## Exercise details
Copy all lines of the listing that include the string "Environmental".

* Start Supplied entries *

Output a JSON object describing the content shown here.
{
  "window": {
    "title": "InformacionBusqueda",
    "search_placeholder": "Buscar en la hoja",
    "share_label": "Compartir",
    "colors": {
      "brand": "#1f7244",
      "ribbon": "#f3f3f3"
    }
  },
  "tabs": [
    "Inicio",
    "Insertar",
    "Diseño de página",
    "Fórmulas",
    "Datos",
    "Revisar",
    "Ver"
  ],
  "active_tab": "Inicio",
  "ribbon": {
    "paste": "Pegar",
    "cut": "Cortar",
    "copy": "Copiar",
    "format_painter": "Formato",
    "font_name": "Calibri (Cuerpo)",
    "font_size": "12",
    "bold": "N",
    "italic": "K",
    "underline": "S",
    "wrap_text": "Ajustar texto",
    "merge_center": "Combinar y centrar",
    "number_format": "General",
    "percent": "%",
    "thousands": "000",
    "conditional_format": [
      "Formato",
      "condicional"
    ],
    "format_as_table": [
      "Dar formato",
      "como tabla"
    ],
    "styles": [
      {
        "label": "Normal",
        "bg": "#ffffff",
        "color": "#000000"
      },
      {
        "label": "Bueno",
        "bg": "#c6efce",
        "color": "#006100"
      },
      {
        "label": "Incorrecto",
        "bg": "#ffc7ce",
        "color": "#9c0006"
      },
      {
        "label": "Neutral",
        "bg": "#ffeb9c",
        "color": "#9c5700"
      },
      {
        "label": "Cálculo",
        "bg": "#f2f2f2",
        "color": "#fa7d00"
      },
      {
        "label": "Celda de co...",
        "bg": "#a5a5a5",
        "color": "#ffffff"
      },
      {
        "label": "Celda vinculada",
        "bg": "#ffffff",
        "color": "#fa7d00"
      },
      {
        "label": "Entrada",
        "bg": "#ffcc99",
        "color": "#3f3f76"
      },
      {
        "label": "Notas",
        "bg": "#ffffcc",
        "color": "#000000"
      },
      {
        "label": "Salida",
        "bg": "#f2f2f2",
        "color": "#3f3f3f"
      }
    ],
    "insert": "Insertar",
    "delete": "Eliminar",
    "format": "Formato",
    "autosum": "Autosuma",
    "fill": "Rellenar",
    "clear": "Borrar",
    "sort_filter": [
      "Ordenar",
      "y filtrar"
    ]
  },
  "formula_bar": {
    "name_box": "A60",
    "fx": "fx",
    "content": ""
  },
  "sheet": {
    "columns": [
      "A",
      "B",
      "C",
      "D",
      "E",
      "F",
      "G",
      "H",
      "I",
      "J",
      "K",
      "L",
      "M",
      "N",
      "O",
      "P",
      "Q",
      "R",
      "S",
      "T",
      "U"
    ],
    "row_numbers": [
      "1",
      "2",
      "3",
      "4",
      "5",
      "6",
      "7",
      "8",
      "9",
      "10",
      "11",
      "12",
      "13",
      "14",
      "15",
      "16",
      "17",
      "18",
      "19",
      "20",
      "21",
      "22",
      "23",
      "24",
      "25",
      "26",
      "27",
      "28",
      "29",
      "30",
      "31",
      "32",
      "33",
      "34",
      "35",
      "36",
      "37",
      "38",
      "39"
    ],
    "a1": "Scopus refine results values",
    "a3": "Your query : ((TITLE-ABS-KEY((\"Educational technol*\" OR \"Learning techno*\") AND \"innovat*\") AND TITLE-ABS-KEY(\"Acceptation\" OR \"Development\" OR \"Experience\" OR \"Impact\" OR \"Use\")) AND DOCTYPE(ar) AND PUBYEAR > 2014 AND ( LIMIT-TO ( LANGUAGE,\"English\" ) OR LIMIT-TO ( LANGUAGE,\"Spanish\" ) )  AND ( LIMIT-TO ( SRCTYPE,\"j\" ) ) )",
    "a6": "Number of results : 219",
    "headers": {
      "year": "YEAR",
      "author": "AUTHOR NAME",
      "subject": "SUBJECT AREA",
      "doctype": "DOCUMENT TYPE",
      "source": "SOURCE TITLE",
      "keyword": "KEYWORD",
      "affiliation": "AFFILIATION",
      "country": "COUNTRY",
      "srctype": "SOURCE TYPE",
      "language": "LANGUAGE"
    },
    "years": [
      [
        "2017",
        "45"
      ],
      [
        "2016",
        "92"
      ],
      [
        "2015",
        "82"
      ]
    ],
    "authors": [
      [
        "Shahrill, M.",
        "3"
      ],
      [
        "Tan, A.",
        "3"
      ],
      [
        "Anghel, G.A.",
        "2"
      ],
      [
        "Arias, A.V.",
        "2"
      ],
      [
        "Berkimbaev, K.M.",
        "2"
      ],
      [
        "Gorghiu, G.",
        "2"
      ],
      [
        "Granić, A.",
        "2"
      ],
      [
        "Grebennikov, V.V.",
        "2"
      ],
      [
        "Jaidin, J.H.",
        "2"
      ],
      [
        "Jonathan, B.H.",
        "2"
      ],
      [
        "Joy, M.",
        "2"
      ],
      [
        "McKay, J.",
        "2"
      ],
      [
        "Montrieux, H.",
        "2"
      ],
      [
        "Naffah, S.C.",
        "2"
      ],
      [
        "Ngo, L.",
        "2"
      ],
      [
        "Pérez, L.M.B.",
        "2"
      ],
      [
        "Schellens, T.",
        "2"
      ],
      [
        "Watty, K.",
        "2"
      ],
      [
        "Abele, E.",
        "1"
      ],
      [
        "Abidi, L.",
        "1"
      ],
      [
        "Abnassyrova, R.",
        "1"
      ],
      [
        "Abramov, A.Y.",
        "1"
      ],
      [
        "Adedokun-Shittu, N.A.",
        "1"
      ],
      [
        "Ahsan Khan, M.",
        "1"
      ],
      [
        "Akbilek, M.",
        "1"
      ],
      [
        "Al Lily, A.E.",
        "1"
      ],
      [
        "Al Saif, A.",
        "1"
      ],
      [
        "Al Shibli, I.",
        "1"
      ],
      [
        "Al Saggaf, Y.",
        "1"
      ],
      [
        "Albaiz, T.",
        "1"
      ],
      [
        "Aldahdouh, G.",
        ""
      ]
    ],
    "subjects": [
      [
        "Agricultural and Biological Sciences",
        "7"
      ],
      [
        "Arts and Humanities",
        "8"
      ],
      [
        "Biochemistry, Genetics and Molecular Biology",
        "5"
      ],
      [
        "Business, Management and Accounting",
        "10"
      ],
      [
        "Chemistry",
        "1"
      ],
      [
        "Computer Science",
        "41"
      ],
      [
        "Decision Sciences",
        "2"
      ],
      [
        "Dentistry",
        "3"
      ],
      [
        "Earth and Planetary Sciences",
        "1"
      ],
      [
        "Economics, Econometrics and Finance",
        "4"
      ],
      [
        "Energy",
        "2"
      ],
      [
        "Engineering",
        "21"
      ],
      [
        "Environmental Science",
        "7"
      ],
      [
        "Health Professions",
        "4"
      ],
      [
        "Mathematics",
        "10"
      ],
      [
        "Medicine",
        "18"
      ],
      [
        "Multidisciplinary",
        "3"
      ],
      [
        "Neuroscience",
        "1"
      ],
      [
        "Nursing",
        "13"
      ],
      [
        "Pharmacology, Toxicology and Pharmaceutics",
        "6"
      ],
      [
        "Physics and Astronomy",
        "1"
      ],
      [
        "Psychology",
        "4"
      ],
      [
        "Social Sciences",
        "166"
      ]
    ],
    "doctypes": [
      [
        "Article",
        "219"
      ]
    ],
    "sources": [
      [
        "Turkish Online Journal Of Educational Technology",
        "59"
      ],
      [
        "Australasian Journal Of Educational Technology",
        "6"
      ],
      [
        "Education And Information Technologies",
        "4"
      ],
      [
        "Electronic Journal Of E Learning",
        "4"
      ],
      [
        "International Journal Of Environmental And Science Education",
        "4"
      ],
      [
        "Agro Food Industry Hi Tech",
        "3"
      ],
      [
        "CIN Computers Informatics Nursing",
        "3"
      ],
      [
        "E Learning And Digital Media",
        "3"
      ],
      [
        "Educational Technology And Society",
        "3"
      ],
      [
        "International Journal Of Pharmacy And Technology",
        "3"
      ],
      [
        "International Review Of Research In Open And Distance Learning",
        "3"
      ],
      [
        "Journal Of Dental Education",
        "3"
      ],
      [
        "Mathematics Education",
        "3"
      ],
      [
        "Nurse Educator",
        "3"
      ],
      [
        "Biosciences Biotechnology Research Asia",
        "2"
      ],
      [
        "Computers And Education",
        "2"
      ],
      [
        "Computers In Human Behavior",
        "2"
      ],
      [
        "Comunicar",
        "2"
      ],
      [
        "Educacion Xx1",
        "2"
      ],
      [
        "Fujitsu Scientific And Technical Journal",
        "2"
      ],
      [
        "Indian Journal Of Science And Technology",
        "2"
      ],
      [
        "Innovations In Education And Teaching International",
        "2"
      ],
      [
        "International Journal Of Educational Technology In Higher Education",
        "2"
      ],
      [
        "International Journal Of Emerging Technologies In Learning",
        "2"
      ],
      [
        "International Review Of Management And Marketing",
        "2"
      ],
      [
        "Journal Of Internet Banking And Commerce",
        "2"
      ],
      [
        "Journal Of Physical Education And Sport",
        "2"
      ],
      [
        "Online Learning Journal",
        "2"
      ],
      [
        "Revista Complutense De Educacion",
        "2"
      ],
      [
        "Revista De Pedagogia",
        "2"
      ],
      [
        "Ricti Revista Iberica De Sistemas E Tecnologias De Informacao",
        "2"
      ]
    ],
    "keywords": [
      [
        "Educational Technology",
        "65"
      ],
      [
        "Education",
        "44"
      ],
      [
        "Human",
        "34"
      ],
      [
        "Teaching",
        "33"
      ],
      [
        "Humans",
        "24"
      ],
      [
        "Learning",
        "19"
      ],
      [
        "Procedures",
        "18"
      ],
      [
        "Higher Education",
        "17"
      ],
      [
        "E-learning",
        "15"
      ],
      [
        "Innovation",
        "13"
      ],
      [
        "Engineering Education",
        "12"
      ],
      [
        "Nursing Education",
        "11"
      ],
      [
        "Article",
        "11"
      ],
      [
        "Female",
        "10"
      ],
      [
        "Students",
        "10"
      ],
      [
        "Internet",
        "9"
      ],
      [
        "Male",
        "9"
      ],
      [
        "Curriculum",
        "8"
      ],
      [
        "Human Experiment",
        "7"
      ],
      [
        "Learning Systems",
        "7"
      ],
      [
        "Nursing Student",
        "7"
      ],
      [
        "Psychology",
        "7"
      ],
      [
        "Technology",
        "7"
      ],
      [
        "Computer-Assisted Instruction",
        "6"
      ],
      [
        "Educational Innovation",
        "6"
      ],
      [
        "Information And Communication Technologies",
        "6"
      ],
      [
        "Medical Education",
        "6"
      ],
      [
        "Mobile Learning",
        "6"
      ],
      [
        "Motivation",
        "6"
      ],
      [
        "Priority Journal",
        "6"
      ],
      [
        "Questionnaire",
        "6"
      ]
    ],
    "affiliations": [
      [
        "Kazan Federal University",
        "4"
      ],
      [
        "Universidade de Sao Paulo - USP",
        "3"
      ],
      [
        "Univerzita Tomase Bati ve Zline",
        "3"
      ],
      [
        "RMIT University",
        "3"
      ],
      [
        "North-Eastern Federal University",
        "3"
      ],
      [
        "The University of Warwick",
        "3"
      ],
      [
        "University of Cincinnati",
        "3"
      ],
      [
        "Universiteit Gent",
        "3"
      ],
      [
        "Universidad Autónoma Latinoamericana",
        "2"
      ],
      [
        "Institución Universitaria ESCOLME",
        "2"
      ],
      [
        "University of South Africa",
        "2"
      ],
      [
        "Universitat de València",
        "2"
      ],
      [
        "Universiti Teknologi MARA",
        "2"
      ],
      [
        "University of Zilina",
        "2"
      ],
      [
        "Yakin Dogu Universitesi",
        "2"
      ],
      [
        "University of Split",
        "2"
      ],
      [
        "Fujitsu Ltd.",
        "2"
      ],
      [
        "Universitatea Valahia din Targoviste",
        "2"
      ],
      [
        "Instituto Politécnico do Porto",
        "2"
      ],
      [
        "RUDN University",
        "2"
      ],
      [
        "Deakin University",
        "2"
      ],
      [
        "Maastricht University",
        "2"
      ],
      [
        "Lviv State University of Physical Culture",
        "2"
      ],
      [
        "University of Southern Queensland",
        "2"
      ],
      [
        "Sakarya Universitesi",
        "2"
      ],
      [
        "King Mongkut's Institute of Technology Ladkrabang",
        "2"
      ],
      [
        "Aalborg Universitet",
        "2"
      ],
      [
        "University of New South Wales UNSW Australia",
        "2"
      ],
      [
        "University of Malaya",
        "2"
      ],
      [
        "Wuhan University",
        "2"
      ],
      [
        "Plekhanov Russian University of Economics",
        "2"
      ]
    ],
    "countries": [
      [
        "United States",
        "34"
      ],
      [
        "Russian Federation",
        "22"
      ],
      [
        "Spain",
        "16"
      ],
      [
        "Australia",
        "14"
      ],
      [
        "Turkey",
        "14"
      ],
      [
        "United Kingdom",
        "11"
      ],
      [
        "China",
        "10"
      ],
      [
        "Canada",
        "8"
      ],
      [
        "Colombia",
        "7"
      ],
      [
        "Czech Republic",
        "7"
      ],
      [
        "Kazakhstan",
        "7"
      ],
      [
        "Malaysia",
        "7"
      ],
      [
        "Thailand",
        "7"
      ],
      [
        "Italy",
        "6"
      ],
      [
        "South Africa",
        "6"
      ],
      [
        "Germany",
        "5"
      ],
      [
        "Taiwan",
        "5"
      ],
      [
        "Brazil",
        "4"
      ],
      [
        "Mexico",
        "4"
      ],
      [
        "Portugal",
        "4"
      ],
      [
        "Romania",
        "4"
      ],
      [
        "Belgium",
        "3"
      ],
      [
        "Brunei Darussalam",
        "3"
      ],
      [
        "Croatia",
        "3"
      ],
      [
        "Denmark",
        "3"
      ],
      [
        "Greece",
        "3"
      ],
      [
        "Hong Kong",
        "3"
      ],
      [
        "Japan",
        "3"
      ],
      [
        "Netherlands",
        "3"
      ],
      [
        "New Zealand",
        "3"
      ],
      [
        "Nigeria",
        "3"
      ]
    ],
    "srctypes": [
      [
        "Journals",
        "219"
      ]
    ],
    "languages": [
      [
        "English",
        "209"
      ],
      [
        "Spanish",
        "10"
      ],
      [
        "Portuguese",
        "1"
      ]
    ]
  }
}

* End Supplied entries *

## Answer for the task
        "Environmental Science",
        "International Journal Of Environmental And Science Education",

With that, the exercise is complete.